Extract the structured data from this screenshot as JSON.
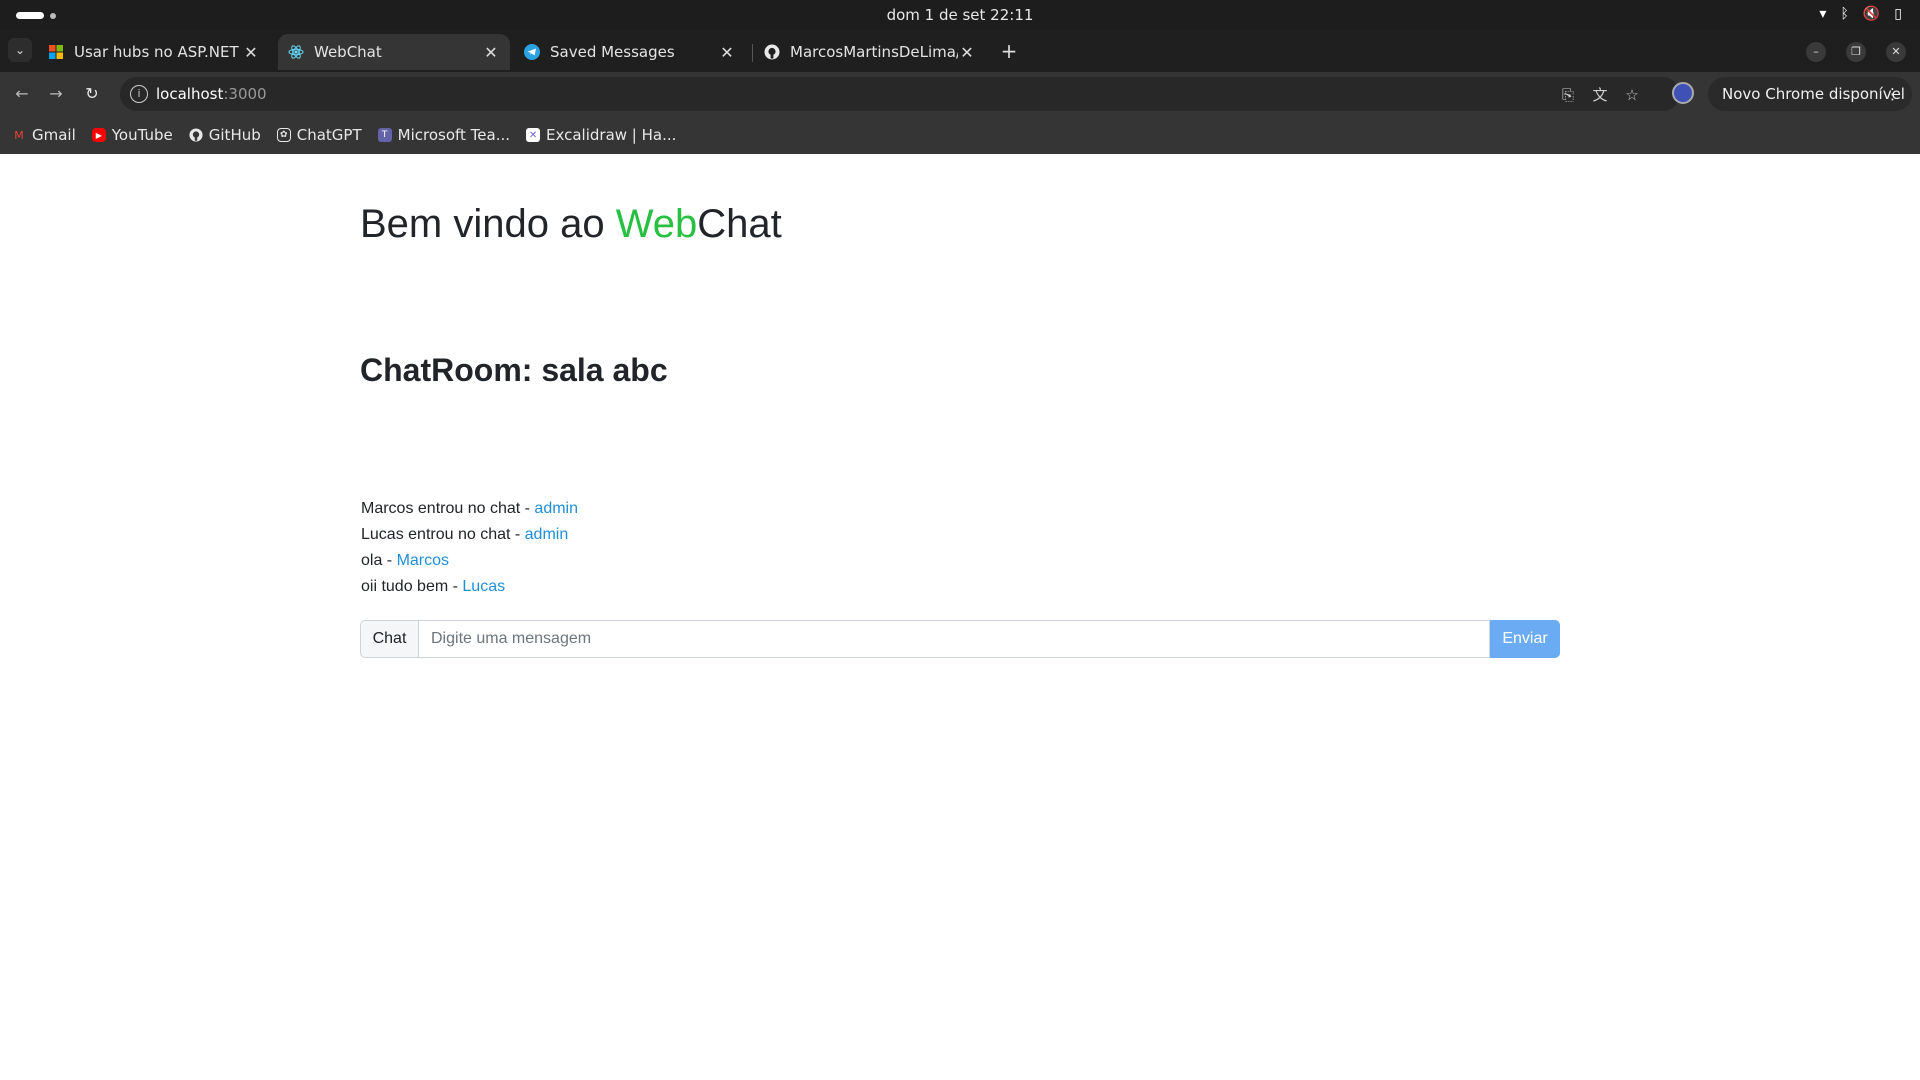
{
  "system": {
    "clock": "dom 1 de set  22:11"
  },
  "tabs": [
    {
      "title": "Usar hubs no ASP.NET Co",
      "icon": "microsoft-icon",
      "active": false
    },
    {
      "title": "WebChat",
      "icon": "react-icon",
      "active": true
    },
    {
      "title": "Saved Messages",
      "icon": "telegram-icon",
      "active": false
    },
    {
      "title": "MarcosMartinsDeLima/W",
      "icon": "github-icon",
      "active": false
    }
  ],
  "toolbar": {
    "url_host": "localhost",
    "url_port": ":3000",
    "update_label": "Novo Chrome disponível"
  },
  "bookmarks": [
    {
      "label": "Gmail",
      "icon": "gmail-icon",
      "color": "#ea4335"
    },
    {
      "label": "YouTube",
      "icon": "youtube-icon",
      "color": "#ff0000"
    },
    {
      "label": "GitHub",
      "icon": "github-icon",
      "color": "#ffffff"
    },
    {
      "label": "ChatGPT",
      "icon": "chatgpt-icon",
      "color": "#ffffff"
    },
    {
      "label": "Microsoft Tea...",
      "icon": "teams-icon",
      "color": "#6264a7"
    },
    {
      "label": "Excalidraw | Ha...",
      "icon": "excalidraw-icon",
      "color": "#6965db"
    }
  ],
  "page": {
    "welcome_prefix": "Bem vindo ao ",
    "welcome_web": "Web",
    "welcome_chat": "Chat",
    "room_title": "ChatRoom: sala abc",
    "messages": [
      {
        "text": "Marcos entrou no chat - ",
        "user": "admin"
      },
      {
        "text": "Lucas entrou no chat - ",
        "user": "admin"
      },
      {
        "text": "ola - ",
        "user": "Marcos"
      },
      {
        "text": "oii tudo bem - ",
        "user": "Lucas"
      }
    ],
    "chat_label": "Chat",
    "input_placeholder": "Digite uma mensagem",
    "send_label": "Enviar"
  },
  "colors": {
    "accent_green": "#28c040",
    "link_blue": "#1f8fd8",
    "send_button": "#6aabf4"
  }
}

* * * * * * * * *

Write out the whole listing again, exactly, with no pictures.

Written answer:
Extract the structured data from this screenshot as JSON.
{
  "system": {
    "clock": "dom 1 de set  22:11"
  },
  "tabs": [
    {
      "title": "Usar hubs no ASP.NET Co",
      "icon": "microsoft-icon",
      "active": false
    },
    {
      "title": "WebChat",
      "icon": "react-icon",
      "active": true
    },
    {
      "title": "Saved Messages",
      "icon": "telegram-icon",
      "active": false
    },
    {
      "title": "MarcosMartinsDeLima/W",
      "icon": "github-icon",
      "active": false
    }
  ],
  "toolbar": {
    "url_host": "localhost",
    "url_port": ":3000",
    "update_label": "Novo Chrome disponível"
  },
  "bookmarks": [
    {
      "label": "Gmail",
      "icon": "gmail-icon",
      "color": "#ea4335"
    },
    {
      "label": "YouTube",
      "icon": "youtube-icon",
      "color": "#ff0000"
    },
    {
      "label": "GitHub",
      "icon": "github-icon",
      "color": "#ffffff"
    },
    {
      "label": "ChatGPT",
      "icon": "chatgpt-icon",
      "color": "#ffffff"
    },
    {
      "label": "Microsoft Tea...",
      "icon": "teams-icon",
      "color": "#6264a7"
    },
    {
      "label": "Excalidraw | Ha...",
      "icon": "excalidraw-icon",
      "color": "#6965db"
    }
  ],
  "page": {
    "welcome_prefix": "Bem vindo ao ",
    "welcome_web": "Web",
    "welcome_chat": "Chat",
    "room_title": "ChatRoom: sala abc",
    "messages": [
      {
        "text": "Marcos entrou no chat - ",
        "user": "admin"
      },
      {
        "text": "Lucas entrou no chat - ",
        "user": "admin"
      },
      {
        "text": "ola - ",
        "user": "Marcos"
      },
      {
        "text": "oii tudo bem - ",
        "user": "Lucas"
      }
    ],
    "chat_label": "Chat",
    "input_placeholder": "Digite uma mensagem",
    "send_label": "Enviar"
  },
  "colors": {
    "accent_green": "#28c040",
    "link_blue": "#1f8fd8",
    "send_button": "#6aabf4"
  }
}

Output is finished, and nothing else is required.